- _What is asked_
Your task is to give the number of lines in the listing that include "Триполья", and nothing else.

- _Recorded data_
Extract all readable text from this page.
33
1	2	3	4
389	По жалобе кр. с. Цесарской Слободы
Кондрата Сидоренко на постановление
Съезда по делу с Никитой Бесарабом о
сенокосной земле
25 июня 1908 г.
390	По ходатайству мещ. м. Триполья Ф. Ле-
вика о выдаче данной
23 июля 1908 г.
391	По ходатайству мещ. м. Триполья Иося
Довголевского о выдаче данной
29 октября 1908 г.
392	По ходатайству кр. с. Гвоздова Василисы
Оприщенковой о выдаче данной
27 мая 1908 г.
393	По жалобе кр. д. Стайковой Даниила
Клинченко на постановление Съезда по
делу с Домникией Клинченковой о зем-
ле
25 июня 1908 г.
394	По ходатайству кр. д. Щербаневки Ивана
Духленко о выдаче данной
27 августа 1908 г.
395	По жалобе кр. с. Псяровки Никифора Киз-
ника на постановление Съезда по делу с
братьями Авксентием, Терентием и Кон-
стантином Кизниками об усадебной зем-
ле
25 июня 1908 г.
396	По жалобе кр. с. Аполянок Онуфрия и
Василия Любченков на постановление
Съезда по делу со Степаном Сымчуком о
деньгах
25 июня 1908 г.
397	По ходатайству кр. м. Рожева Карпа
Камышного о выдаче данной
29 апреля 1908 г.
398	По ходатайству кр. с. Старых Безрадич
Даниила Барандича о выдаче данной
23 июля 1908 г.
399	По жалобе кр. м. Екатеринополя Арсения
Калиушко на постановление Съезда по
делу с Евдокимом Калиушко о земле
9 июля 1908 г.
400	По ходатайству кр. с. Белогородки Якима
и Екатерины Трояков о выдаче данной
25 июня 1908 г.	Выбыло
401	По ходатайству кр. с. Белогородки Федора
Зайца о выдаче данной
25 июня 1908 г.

- _Expected output_
2